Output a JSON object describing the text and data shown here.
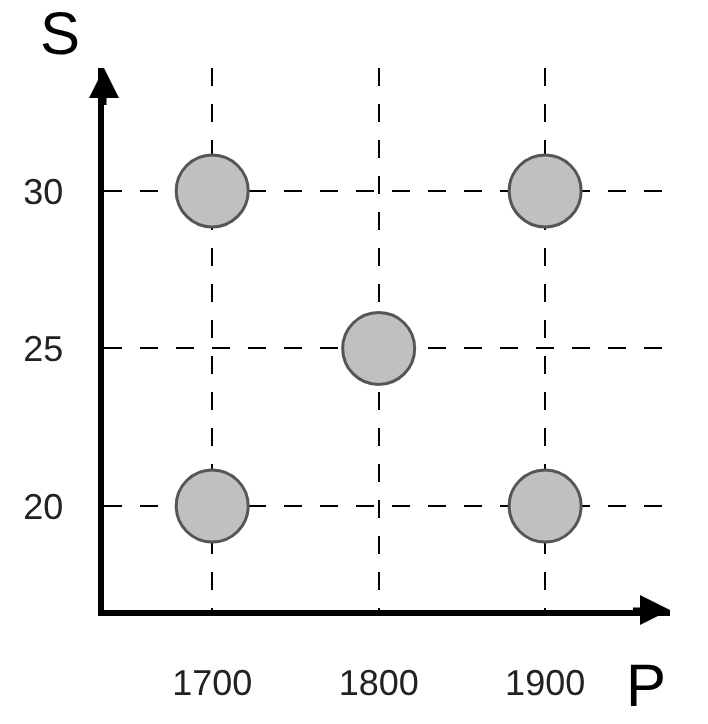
{
  "chart_data": {
    "type": "scatter",
    "xlabel": "P",
    "ylabel": "S",
    "x": [
      1700,
      1900,
      1800,
      1700,
      1900
    ],
    "series": [
      {
        "color": "#c0c0c0",
        "values": [
          30,
          30,
          25,
          20,
          20
        ]
      }
    ],
    "xlim": [
      1635,
      1975
    ],
    "ylim": [
      16.7,
      33.9
    ],
    "xticks": [
      1700,
      1800,
      1900
    ],
    "yticks": [
      20,
      25,
      30
    ],
    "grid": true,
    "marker": "circle"
  }
}
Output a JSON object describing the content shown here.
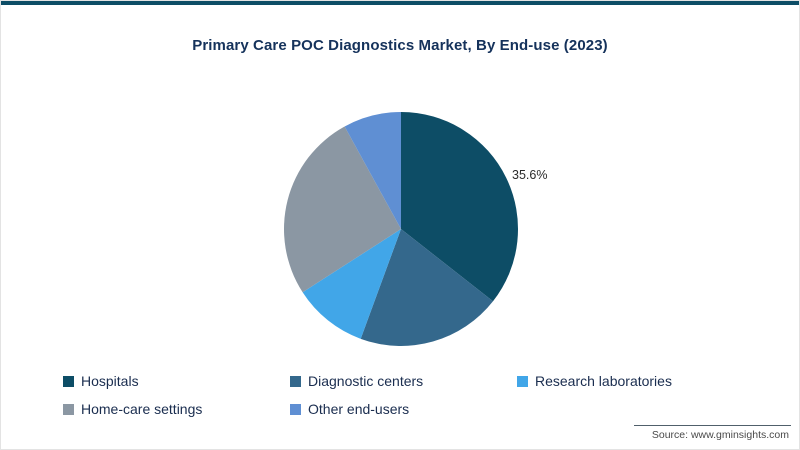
{
  "page": {
    "accent_color": "#0d4d66"
  },
  "chart_data": {
    "type": "pie",
    "title": "Primary Care POC Diagnostics Market, By End-use (2023)",
    "labels": [
      "Hospitals",
      "Diagnostic centers",
      "Research laboratories",
      "Home-care settings",
      "Other end-users"
    ],
    "values": [
      35.6,
      20.0,
      10.3,
      26.1,
      8.0
    ],
    "colors": [
      "#0d4d66",
      "#34688c",
      "#41a6e8",
      "#8b97a3",
      "#5f8fd3"
    ],
    "start_angle_deg": 0,
    "direction": "clockwise",
    "data_labels": [
      {
        "index": 0,
        "text": "35.6%"
      }
    ],
    "legend_position": "bottom"
  },
  "source": {
    "text": "Source: www.gminsights.com"
  }
}
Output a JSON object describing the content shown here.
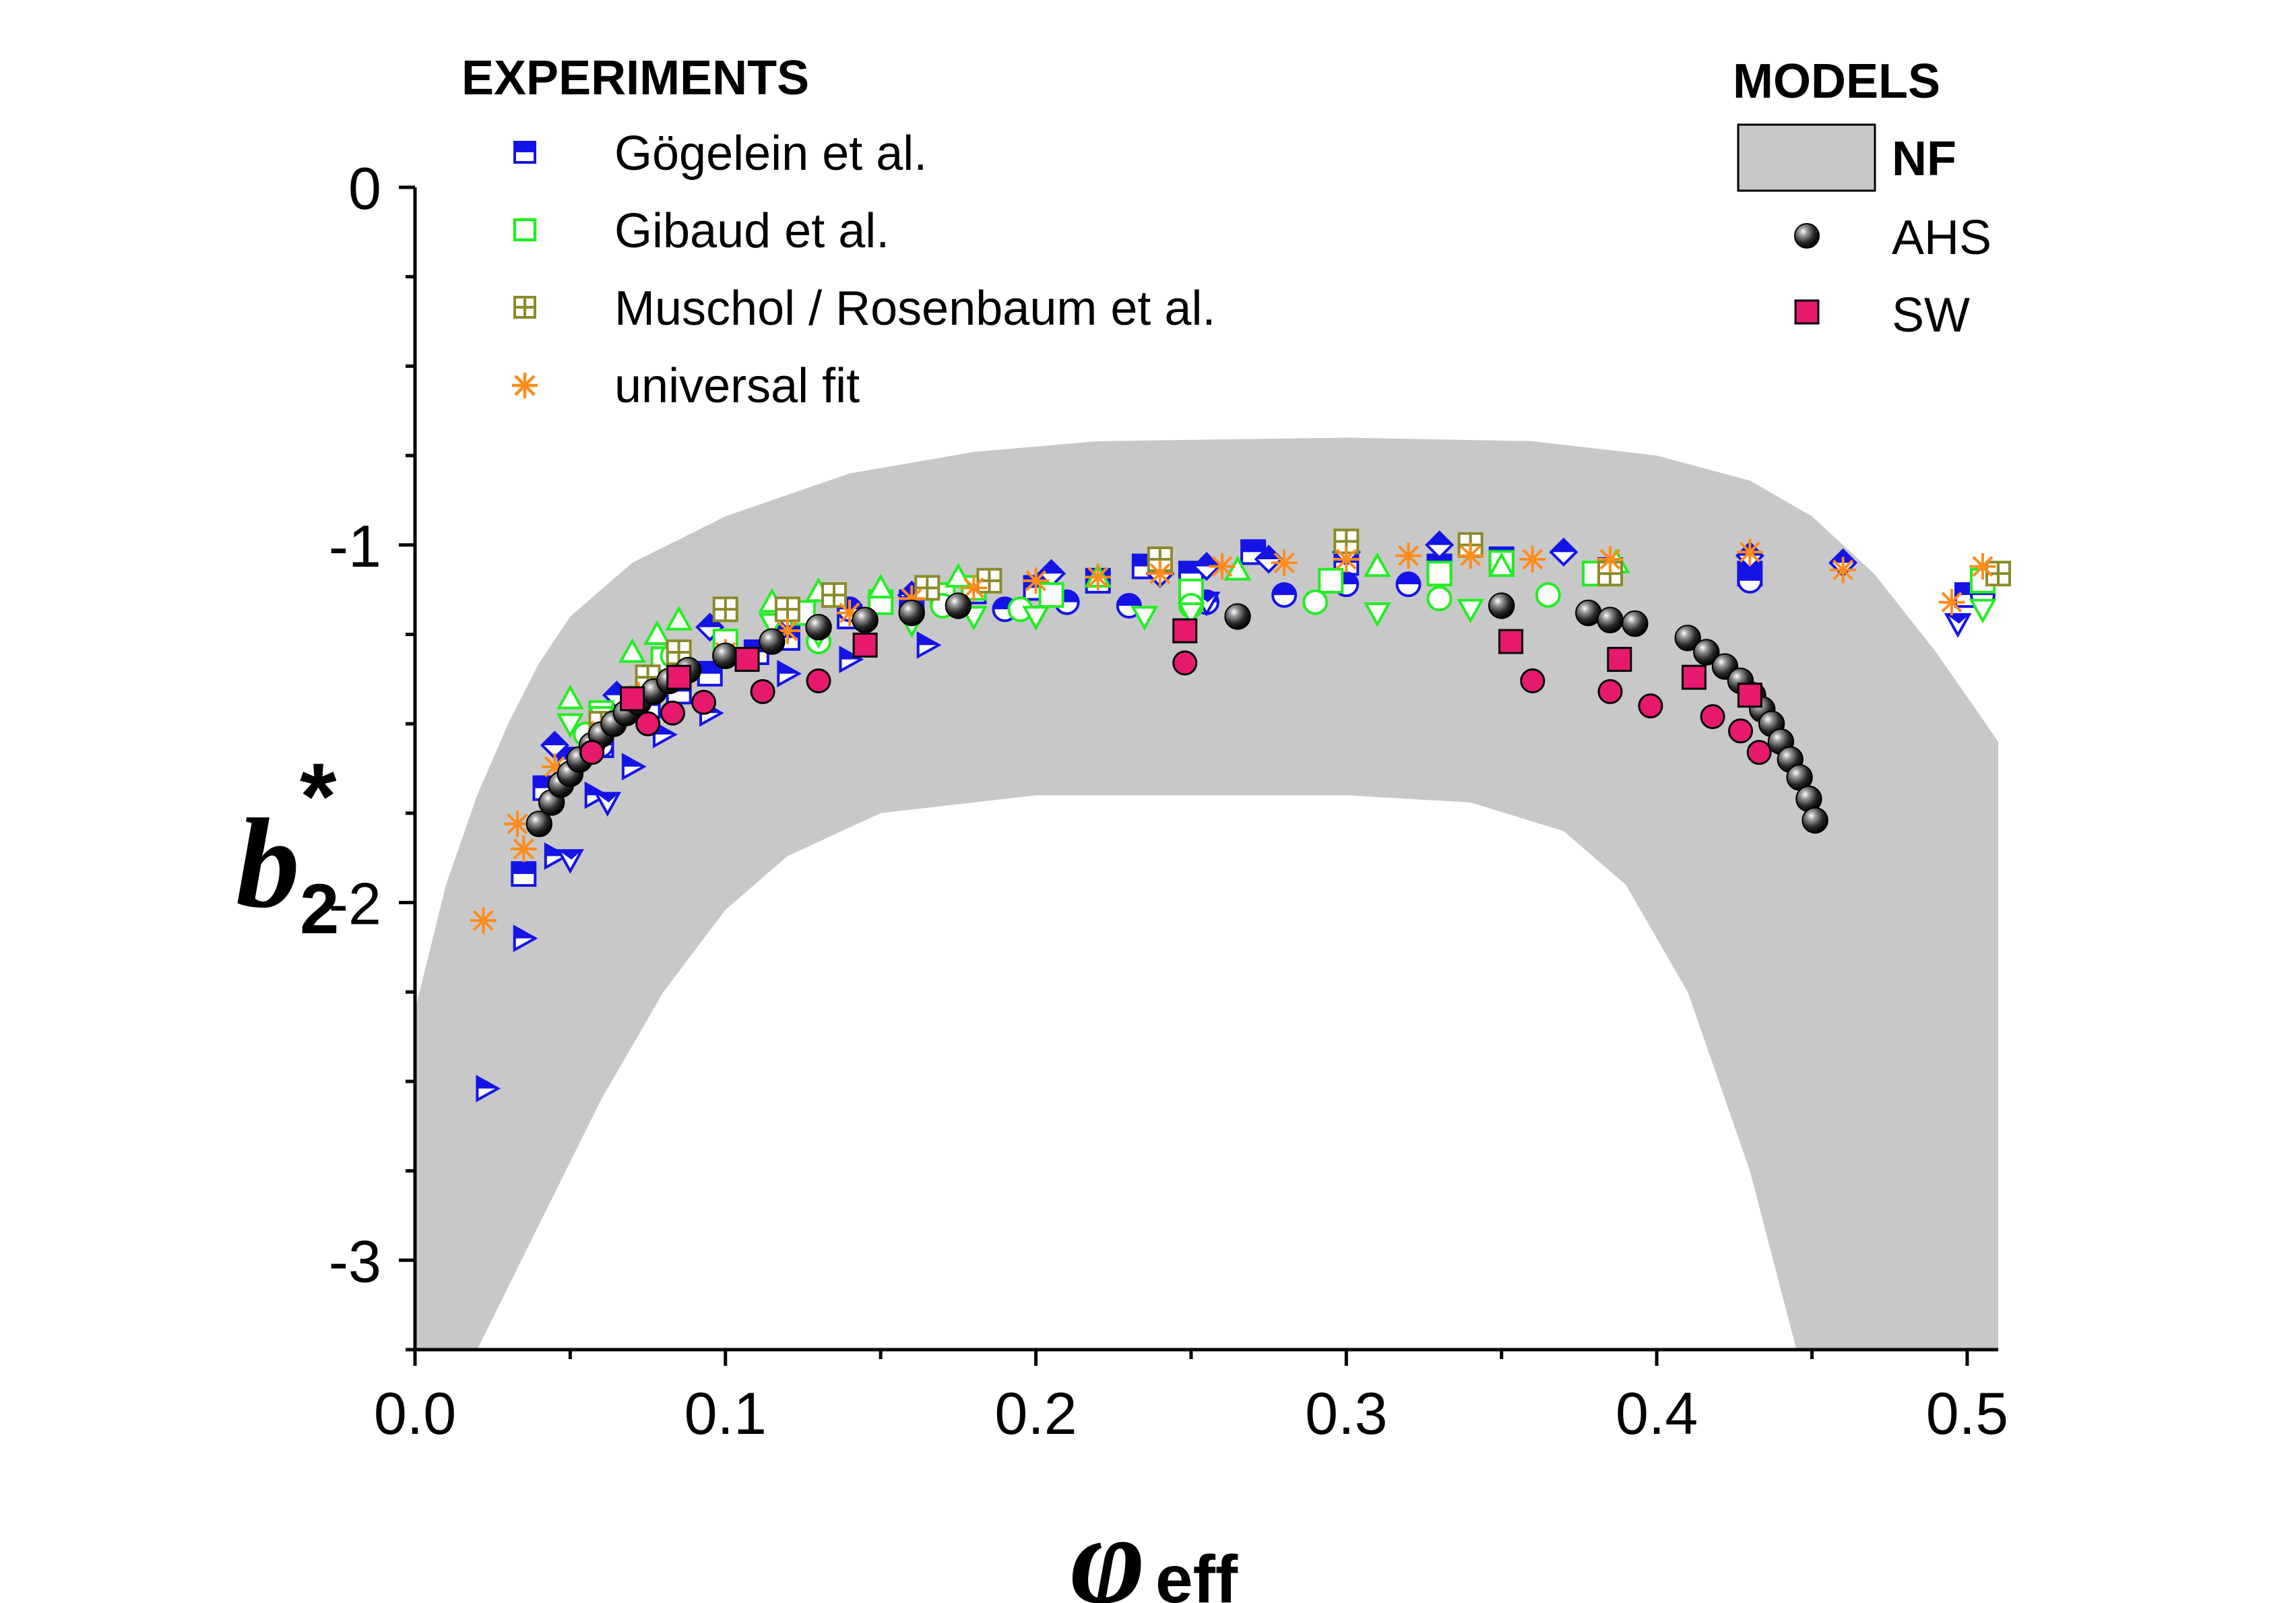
{
  "chart_data": {
    "type": "scatter",
    "xlabel": "φ",
    "xlabel_sub": "eff",
    "ylabel": "b",
    "ylabel_sub": "2",
    "ylabel_sup": "*",
    "xlim": [
      0.0,
      0.51
    ],
    "ylim": [
      -3.25,
      0.0
    ],
    "x_ticks": [
      "0.0",
      "0.1",
      "0.2",
      "0.3",
      "0.4",
      "0.5"
    ],
    "x_tick_values": [
      0.0,
      0.1,
      0.2,
      0.3,
      0.4,
      0.5
    ],
    "y_ticks": [
      "0",
      "-1",
      "-2",
      "-3"
    ],
    "y_tick_values": [
      0,
      -1,
      -2,
      -3
    ],
    "legend_experiments": {
      "title": "EXPERIMENTS",
      "entries": [
        "Gögelein et al.",
        "Gibaud et al.",
        "Muschol / Rosenbaum et al.",
        "universal fit"
      ]
    },
    "legend_models": {
      "title": "MODELS",
      "entries": [
        "NF",
        "AHS",
        "SW"
      ]
    },
    "colors": {
      "blue": "#1414e6",
      "green": "#22ee22",
      "olive": "#8a8a2a",
      "orange": "#ff8c1a",
      "gray": "#c8c8c8",
      "pink": "#e6196e"
    },
    "nf_band": {
      "upper": [
        [
          0.0,
          -2.3
        ],
        [
          0.01,
          -1.95
        ],
        [
          0.02,
          -1.7
        ],
        [
          0.03,
          -1.5
        ],
        [
          0.04,
          -1.33
        ],
        [
          0.05,
          -1.2
        ],
        [
          0.07,
          -1.05
        ],
        [
          0.1,
          -0.92
        ],
        [
          0.14,
          -0.8
        ],
        [
          0.18,
          -0.74
        ],
        [
          0.22,
          -0.71
        ],
        [
          0.3,
          -0.7
        ],
        [
          0.36,
          -0.71
        ],
        [
          0.4,
          -0.75
        ],
        [
          0.43,
          -0.82
        ],
        [
          0.45,
          -0.92
        ],
        [
          0.47,
          -1.08
        ],
        [
          0.49,
          -1.3
        ],
        [
          0.51,
          -1.55
        ]
      ],
      "lower": [
        [
          0.0,
          -3.25
        ],
        [
          0.02,
          -3.25
        ],
        [
          0.04,
          -2.9
        ],
        [
          0.06,
          -2.55
        ],
        [
          0.08,
          -2.25
        ],
        [
          0.1,
          -2.02
        ],
        [
          0.12,
          -1.87
        ],
        [
          0.15,
          -1.75
        ],
        [
          0.2,
          -1.7
        ],
        [
          0.3,
          -1.7
        ],
        [
          0.34,
          -1.72
        ],
        [
          0.37,
          -1.8
        ],
        [
          0.39,
          -1.95
        ],
        [
          0.41,
          -2.25
        ],
        [
          0.43,
          -2.75
        ],
        [
          0.445,
          -3.25
        ],
        [
          0.51,
          -3.25
        ]
      ]
    },
    "series": [
      {
        "name": "Gögelein et al.",
        "marker": "square-half",
        "color": "#1414e6",
        "points": [
          [
            0.035,
            -1.92
          ],
          [
            0.042,
            -1.68
          ],
          [
            0.05,
            -1.6
          ],
          [
            0.06,
            -1.56
          ],
          [
            0.075,
            -1.45
          ],
          [
            0.085,
            -1.41
          ],
          [
            0.095,
            -1.36
          ],
          [
            0.11,
            -1.3
          ],
          [
            0.12,
            -1.26
          ],
          [
            0.14,
            -1.2
          ],
          [
            0.16,
            -1.16
          ],
          [
            0.18,
            -1.13
          ],
          [
            0.2,
            -1.12
          ],
          [
            0.22,
            -1.1
          ],
          [
            0.235,
            -1.06
          ],
          [
            0.25,
            -1.08
          ],
          [
            0.27,
            -1.02
          ],
          [
            0.3,
            -1.05
          ],
          [
            0.33,
            -1.06
          ],
          [
            0.35,
            -1.04
          ],
          [
            0.385,
            -1.07
          ],
          [
            0.43,
            -1.08
          ],
          [
            0.5,
            -1.14
          ]
        ]
      },
      {
        "name": "Gögelein triangles",
        "marker": "triangle-right-half",
        "color": "#1414e6",
        "points": [
          [
            0.023,
            -2.52
          ],
          [
            0.035,
            -2.1
          ],
          [
            0.045,
            -1.87
          ],
          [
            0.058,
            -1.7
          ],
          [
            0.07,
            -1.62
          ],
          [
            0.08,
            -1.53
          ],
          [
            0.095,
            -1.47
          ],
          [
            0.12,
            -1.36
          ],
          [
            0.14,
            -1.32
          ],
          [
            0.165,
            -1.28
          ]
        ]
      },
      {
        "name": "Gögelein diamonds",
        "marker": "diamond-half",
        "color": "#1414e6",
        "points": [
          [
            0.045,
            -1.56
          ],
          [
            0.065,
            -1.42
          ],
          [
            0.095,
            -1.23
          ],
          [
            0.12,
            -1.2
          ],
          [
            0.16,
            -1.14
          ],
          [
            0.205,
            -1.08
          ],
          [
            0.24,
            -1.08
          ],
          [
            0.255,
            -1.06
          ],
          [
            0.275,
            -1.04
          ],
          [
            0.3,
            -1.02
          ],
          [
            0.33,
            -1.0
          ],
          [
            0.37,
            -1.02
          ],
          [
            0.43,
            -1.03
          ],
          [
            0.46,
            -1.05
          ]
        ]
      },
      {
        "name": "Gögelein circles",
        "marker": "circle-half",
        "color": "#1414e6",
        "points": [
          [
            0.06,
            -1.56
          ],
          [
            0.085,
            -1.37
          ],
          [
            0.1,
            -1.3
          ],
          [
            0.14,
            -1.18
          ],
          [
            0.16,
            -1.17
          ],
          [
            0.19,
            -1.18
          ],
          [
            0.21,
            -1.16
          ],
          [
            0.23,
            -1.17
          ],
          [
            0.255,
            -1.16
          ],
          [
            0.28,
            -1.14
          ],
          [
            0.3,
            -1.11
          ],
          [
            0.32,
            -1.11
          ],
          [
            0.43,
            -1.1
          ],
          [
            0.505,
            -1.14
          ]
        ]
      },
      {
        "name": "Gögelein down triangles",
        "marker": "triangle-down-half",
        "color": "#1414e6",
        "points": [
          [
            0.05,
            -1.88
          ],
          [
            0.062,
            -1.72
          ],
          [
            0.2,
            -1.2
          ],
          [
            0.255,
            -1.16
          ],
          [
            0.497,
            -1.22
          ]
        ]
      },
      {
        "name": "Gibaud et al.",
        "marker": "square-open",
        "color": "#22ee22",
        "points": [
          [
            0.06,
            -1.47
          ],
          [
            0.08,
            -1.32
          ],
          [
            0.1,
            -1.27
          ],
          [
            0.125,
            -1.19
          ],
          [
            0.15,
            -1.16
          ],
          [
            0.17,
            -1.14
          ],
          [
            0.18,
            -1.12
          ],
          [
            0.205,
            -1.14
          ],
          [
            0.25,
            -1.13
          ],
          [
            0.295,
            -1.1
          ],
          [
            0.33,
            -1.08
          ],
          [
            0.35,
            -1.05
          ],
          [
            0.38,
            -1.08
          ],
          [
            0.505,
            -1.1
          ]
        ]
      },
      {
        "name": "Gibaud circles",
        "marker": "circle-open",
        "color": "#22ee22",
        "points": [
          [
            0.055,
            -1.53
          ],
          [
            0.07,
            -1.46
          ],
          [
            0.083,
            -1.31
          ],
          [
            0.13,
            -1.27
          ],
          [
            0.17,
            -1.17
          ],
          [
            0.195,
            -1.18
          ],
          [
            0.25,
            -1.17
          ],
          [
            0.29,
            -1.16
          ],
          [
            0.33,
            -1.15
          ],
          [
            0.365,
            -1.14
          ]
        ]
      },
      {
        "name": "Gibaud triangles",
        "marker": "triangle-up-open",
        "color": "#22ee22",
        "points": [
          [
            0.05,
            -1.43
          ],
          [
            0.07,
            -1.3
          ],
          [
            0.078,
            -1.25
          ],
          [
            0.085,
            -1.21
          ],
          [
            0.115,
            -1.16
          ],
          [
            0.13,
            -1.13
          ],
          [
            0.15,
            -1.12
          ],
          [
            0.175,
            -1.09
          ],
          [
            0.22,
            -1.09
          ],
          [
            0.265,
            -1.07
          ],
          [
            0.31,
            -1.06
          ],
          [
            0.35,
            -1.06
          ],
          [
            0.387,
            -1.05
          ]
        ]
      },
      {
        "name": "Gibaud down triangles",
        "marker": "triangle-down-open",
        "color": "#22ee22",
        "points": [
          [
            0.05,
            -1.5
          ],
          [
            0.06,
            -1.48
          ],
          [
            0.115,
            -1.22
          ],
          [
            0.13,
            -1.25
          ],
          [
            0.16,
            -1.22
          ],
          [
            0.18,
            -1.2
          ],
          [
            0.2,
            -1.2
          ],
          [
            0.235,
            -1.2
          ],
          [
            0.25,
            -1.19
          ],
          [
            0.31,
            -1.19
          ],
          [
            0.34,
            -1.18
          ],
          [
            0.505,
            -1.18
          ]
        ]
      },
      {
        "name": "Muschol / Rosenbaum et al.",
        "marker": "square-plus",
        "color": "#8a8a2a",
        "points": [
          [
            0.06,
            -1.5
          ],
          [
            0.075,
            -1.37
          ],
          [
            0.085,
            -1.3
          ],
          [
            0.1,
            -1.18
          ],
          [
            0.12,
            -1.18
          ],
          [
            0.135,
            -1.14
          ],
          [
            0.165,
            -1.12
          ],
          [
            0.185,
            -1.1
          ],
          [
            0.24,
            -1.04
          ],
          [
            0.3,
            -0.99
          ],
          [
            0.34,
            -1.0
          ],
          [
            0.385,
            -1.08
          ],
          [
            0.51,
            -1.08
          ]
        ]
      },
      {
        "name": "universal fit",
        "marker": "asterisk",
        "color": "#ff8c1a",
        "points": [
          [
            0.022,
            -2.05
          ],
          [
            0.033,
            -1.78
          ],
          [
            0.035,
            -1.85
          ],
          [
            0.045,
            -1.62
          ],
          [
            0.06,
            -1.52
          ],
          [
            0.072,
            -1.42
          ],
          [
            0.085,
            -1.36
          ],
          [
            0.1,
            -1.3
          ],
          [
            0.12,
            -1.24
          ],
          [
            0.14,
            -1.19
          ],
          [
            0.16,
            -1.15
          ],
          [
            0.18,
            -1.12
          ],
          [
            0.2,
            -1.1
          ],
          [
            0.22,
            -1.09
          ],
          [
            0.24,
            -1.08
          ],
          [
            0.26,
            -1.06
          ],
          [
            0.28,
            -1.05
          ],
          [
            0.3,
            -1.04
          ],
          [
            0.32,
            -1.03
          ],
          [
            0.34,
            -1.03
          ],
          [
            0.36,
            -1.04
          ],
          [
            0.385,
            -1.04
          ],
          [
            0.43,
            -1.02
          ],
          [
            0.46,
            -1.07
          ],
          [
            0.495,
            -1.16
          ],
          [
            0.505,
            -1.06
          ]
        ]
      },
      {
        "name": "AHS",
        "marker": "ball",
        "color": "#000000",
        "points": [
          [
            0.04,
            -1.78
          ],
          [
            0.044,
            -1.72
          ],
          [
            0.047,
            -1.67
          ],
          [
            0.05,
            -1.64
          ],
          [
            0.053,
            -1.6
          ],
          [
            0.057,
            -1.56
          ],
          [
            0.06,
            -1.53
          ],
          [
            0.064,
            -1.5
          ],
          [
            0.068,
            -1.47
          ],
          [
            0.072,
            -1.44
          ],
          [
            0.077,
            -1.41
          ],
          [
            0.082,
            -1.38
          ],
          [
            0.088,
            -1.35
          ],
          [
            0.1,
            -1.31
          ],
          [
            0.115,
            -1.27
          ],
          [
            0.13,
            -1.23
          ],
          [
            0.145,
            -1.21
          ],
          [
            0.16,
            -1.19
          ],
          [
            0.175,
            -1.17
          ],
          [
            0.265,
            -1.2
          ],
          [
            0.35,
            -1.17
          ],
          [
            0.378,
            -1.19
          ],
          [
            0.385,
            -1.21
          ],
          [
            0.393,
            -1.22
          ],
          [
            0.41,
            -1.26
          ],
          [
            0.416,
            -1.3
          ],
          [
            0.422,
            -1.34
          ],
          [
            0.427,
            -1.38
          ],
          [
            0.431,
            -1.42
          ],
          [
            0.434,
            -1.46
          ],
          [
            0.437,
            -1.5
          ],
          [
            0.44,
            -1.55
          ],
          [
            0.443,
            -1.6
          ],
          [
            0.446,
            -1.65
          ],
          [
            0.449,
            -1.71
          ],
          [
            0.451,
            -1.77
          ]
        ]
      },
      {
        "name": "SW squares",
        "marker": "square-filled",
        "color": "#e6196e",
        "points": [
          [
            0.07,
            -1.43
          ],
          [
            0.085,
            -1.37
          ],
          [
            0.107,
            -1.32
          ],
          [
            0.145,
            -1.28
          ],
          [
            0.248,
            -1.24
          ],
          [
            0.353,
            -1.27
          ],
          [
            0.388,
            -1.32
          ],
          [
            0.412,
            -1.37
          ],
          [
            0.43,
            -1.42
          ]
        ]
      },
      {
        "name": "SW circles",
        "marker": "circle-filled",
        "color": "#e6196e",
        "points": [
          [
            0.057,
            -1.58
          ],
          [
            0.075,
            -1.5
          ],
          [
            0.083,
            -1.47
          ],
          [
            0.093,
            -1.44
          ],
          [
            0.112,
            -1.41
          ],
          [
            0.13,
            -1.38
          ],
          [
            0.248,
            -1.33
          ],
          [
            0.36,
            -1.38
          ],
          [
            0.385,
            -1.41
          ],
          [
            0.398,
            -1.45
          ],
          [
            0.418,
            -1.48
          ],
          [
            0.427,
            -1.52
          ],
          [
            0.433,
            -1.58
          ]
        ]
      }
    ]
  }
}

• WORK TO BE COMPLETED: Your answer should be a single number: the count of lines that contain "circles".

• EXERCISE SOLUTION: 3